*Dataset records:*
** start **

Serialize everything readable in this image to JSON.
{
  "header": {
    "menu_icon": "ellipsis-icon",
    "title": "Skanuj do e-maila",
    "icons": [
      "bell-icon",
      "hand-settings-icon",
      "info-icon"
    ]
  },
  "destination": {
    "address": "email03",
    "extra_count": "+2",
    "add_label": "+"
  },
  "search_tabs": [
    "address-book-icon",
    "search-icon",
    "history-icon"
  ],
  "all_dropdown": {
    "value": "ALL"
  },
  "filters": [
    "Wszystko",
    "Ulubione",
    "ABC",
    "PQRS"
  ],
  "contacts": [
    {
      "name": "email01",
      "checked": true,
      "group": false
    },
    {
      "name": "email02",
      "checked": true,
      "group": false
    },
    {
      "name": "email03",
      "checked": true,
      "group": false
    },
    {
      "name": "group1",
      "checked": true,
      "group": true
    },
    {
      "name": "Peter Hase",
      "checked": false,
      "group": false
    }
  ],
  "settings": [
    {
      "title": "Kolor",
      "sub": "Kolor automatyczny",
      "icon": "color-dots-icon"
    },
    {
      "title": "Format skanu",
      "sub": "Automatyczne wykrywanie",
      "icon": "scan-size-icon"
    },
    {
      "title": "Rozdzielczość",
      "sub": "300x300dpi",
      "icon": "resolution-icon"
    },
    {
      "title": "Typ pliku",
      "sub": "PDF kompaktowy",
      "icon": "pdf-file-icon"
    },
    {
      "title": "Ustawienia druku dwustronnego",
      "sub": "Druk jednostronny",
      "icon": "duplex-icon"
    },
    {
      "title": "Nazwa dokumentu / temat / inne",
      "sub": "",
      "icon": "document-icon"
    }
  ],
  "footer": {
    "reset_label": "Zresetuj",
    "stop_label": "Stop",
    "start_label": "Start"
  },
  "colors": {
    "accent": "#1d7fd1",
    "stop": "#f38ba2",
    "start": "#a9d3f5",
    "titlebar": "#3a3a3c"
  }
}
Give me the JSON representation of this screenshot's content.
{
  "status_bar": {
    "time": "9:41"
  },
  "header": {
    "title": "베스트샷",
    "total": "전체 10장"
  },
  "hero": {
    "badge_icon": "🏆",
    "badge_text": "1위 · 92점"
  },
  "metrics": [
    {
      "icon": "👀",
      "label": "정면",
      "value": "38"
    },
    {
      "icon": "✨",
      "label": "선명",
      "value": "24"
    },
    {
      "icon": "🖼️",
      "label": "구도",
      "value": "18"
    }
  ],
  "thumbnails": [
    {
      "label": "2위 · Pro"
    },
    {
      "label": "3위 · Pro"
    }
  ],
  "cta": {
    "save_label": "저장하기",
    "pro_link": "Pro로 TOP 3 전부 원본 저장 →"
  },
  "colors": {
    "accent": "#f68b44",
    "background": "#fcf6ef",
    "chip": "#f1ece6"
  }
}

** end **

Reproduce exactly the line that holds "Give me the", then every line after it, ending with the final line of the records above.

*Result below:*
Give me the JSON representation of this screenshot's content.
{
  "status_bar": {
    "time": "9:41"
  },
  "header": {
    "title": "베스트샷",
    "total": "전체 10장"
  },
  "hero": {
    "badge_icon": "🏆",
    "badge_text": "1위 · 92점"
  },
  "metrics": [
    {
      "icon": "👀",
      "label": "정면",
      "value": "38"
    },
    {
      "icon": "✨",
      "label": "선명",
      "value": "24"
    },
    {
      "icon": "🖼️",
      "label": "구도",
      "value": "18"
    }
  ],
  "thumbnails": [
    {
      "label": "2위 · Pro"
    },
    {
      "label": "3위 · Pro"
    }
  ],
  "cta": {
    "save_label": "저장하기",
    "pro_link": "Pro로 TOP 3 전부 원본 저장 →"
  },
  "colors": {
    "accent": "#f68b44",
    "background": "#fcf6ef",
    "chip": "#f1ece6"
  }
}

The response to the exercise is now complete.